> Stored data
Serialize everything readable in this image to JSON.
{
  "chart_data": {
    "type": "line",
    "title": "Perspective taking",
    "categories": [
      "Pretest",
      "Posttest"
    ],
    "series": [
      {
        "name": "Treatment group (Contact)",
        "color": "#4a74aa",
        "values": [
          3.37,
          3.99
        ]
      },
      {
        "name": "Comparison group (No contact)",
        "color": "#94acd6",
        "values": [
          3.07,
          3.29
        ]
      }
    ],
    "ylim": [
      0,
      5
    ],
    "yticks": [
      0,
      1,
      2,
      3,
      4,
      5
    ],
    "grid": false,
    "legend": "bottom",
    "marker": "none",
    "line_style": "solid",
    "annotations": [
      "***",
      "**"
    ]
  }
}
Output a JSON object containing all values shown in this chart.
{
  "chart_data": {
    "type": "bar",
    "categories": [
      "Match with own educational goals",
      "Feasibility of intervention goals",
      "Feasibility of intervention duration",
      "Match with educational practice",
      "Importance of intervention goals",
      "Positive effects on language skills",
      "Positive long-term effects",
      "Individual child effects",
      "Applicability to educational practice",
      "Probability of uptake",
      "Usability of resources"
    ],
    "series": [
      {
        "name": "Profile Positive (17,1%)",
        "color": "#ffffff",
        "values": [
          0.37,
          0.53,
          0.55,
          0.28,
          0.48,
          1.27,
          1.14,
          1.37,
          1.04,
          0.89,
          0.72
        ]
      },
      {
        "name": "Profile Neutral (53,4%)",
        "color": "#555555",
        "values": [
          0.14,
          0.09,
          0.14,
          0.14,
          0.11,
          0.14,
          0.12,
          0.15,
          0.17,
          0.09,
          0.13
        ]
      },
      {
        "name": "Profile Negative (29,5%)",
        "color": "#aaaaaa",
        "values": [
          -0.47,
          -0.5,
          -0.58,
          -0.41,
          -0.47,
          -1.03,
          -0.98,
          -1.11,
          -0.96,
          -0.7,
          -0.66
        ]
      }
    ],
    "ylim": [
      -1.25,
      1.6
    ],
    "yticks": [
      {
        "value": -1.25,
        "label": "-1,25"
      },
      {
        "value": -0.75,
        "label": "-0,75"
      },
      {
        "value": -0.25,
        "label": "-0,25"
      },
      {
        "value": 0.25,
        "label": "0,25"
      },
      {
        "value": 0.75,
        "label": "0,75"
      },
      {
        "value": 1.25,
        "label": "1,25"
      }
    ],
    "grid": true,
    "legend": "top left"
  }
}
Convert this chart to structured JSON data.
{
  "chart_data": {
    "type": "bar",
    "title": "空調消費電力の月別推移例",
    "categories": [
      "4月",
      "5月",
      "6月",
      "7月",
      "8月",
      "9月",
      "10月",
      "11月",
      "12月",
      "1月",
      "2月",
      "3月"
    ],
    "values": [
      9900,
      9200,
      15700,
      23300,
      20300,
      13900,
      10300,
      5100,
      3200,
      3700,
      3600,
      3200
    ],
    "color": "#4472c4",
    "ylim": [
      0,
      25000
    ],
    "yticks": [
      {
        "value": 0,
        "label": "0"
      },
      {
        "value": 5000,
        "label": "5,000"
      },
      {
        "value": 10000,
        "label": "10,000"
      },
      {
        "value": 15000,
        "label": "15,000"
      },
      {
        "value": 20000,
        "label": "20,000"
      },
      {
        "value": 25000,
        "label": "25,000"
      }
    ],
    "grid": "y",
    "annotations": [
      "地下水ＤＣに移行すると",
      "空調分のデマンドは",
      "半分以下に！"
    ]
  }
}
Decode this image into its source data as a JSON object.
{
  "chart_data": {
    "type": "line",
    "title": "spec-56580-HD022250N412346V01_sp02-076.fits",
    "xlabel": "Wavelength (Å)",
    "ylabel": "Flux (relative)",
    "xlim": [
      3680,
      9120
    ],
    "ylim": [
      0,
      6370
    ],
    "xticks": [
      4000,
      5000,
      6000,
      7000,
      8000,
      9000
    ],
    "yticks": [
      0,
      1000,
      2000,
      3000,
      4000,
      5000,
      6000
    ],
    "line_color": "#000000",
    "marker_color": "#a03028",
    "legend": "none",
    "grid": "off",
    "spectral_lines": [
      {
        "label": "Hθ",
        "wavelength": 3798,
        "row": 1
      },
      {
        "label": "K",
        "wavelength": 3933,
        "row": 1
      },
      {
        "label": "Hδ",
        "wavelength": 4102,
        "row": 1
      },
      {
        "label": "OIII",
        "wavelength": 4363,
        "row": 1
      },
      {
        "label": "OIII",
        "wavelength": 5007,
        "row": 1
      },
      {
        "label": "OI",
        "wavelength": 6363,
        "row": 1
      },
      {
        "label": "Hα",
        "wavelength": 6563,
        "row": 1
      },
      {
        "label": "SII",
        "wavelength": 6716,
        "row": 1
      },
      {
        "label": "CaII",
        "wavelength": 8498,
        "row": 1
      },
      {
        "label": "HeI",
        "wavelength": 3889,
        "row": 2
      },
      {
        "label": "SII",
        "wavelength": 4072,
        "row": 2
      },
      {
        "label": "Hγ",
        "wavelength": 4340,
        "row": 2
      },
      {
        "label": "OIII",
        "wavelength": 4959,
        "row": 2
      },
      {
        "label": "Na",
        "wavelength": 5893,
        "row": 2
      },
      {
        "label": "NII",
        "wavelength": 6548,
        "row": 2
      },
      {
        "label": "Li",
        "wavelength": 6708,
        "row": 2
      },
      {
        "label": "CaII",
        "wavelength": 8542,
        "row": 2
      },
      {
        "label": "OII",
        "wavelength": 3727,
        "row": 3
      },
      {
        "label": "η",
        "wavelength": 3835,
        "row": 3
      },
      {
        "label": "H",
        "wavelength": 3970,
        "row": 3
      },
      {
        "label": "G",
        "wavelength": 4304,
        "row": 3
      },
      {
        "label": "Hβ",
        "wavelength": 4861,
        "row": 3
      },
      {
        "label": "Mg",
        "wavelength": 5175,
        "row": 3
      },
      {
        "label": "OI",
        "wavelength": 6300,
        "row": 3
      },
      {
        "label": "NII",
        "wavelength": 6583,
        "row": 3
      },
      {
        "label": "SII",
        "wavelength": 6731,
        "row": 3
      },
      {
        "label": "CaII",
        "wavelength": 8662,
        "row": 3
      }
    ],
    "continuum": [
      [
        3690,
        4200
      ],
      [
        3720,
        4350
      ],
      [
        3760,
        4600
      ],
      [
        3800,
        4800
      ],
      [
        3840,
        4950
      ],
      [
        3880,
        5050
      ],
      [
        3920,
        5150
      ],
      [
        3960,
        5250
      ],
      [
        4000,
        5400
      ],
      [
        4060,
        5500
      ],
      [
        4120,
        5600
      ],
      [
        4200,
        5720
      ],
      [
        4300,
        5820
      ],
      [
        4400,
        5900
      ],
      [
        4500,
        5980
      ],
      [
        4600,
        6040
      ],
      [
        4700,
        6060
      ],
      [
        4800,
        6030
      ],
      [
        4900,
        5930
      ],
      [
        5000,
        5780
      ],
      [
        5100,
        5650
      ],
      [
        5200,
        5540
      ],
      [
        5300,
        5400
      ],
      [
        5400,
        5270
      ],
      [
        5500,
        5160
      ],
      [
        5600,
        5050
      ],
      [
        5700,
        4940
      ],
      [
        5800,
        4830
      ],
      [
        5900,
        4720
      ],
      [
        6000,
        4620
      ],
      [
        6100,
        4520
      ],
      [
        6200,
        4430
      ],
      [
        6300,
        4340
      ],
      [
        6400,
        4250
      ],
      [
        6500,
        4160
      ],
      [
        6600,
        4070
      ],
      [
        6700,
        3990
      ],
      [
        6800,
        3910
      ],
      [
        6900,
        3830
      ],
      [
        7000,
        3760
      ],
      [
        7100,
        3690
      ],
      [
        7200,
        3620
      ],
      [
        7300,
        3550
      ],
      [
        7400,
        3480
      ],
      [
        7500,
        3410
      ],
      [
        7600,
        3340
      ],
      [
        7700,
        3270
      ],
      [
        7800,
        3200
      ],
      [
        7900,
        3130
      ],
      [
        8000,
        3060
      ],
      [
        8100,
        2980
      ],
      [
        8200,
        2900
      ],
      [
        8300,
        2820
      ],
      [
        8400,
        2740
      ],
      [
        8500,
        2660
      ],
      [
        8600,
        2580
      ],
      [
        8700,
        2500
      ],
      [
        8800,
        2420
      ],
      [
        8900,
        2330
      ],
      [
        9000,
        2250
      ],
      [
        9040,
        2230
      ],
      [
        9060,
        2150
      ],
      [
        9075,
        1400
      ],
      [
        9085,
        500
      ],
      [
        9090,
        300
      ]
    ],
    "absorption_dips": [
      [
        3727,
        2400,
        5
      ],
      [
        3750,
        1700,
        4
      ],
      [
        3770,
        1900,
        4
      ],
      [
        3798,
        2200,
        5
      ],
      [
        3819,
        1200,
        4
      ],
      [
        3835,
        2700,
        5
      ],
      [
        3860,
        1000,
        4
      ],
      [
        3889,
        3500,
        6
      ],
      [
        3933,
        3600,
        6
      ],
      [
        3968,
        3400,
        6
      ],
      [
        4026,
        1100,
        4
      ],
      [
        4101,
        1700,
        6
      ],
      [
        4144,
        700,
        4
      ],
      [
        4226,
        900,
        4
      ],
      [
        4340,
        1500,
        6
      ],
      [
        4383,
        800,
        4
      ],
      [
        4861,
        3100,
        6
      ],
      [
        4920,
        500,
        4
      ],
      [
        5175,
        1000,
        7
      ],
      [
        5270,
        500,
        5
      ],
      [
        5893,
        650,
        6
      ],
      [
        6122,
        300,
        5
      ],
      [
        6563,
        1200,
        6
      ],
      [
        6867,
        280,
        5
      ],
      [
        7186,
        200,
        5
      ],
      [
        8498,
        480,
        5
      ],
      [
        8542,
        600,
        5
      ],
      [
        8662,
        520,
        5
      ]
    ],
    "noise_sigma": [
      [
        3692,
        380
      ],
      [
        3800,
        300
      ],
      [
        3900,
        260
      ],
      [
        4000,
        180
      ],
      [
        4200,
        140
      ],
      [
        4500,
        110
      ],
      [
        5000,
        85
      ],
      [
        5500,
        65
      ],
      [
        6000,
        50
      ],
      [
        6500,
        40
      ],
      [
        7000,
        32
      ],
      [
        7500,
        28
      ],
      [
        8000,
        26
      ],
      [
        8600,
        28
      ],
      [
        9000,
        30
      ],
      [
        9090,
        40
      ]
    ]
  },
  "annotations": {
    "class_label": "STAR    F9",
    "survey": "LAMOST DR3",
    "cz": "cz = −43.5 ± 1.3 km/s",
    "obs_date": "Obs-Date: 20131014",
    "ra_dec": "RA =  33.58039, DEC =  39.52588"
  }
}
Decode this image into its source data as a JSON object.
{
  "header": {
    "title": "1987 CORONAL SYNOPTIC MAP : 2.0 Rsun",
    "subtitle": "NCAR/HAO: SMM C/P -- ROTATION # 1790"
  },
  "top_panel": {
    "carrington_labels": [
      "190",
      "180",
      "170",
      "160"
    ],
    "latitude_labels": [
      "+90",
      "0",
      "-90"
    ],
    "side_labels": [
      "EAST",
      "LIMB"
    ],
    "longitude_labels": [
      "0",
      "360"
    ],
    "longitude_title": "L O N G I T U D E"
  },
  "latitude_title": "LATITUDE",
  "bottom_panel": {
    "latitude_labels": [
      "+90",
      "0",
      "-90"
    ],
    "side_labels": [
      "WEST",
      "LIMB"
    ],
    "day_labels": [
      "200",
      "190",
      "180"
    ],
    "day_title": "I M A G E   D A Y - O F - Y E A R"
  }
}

> Do this
Copy every line above that includes the string "legend".

> Answer to this task
    "legend": "bottom",
    "legend": "top left"
    "legend": "none",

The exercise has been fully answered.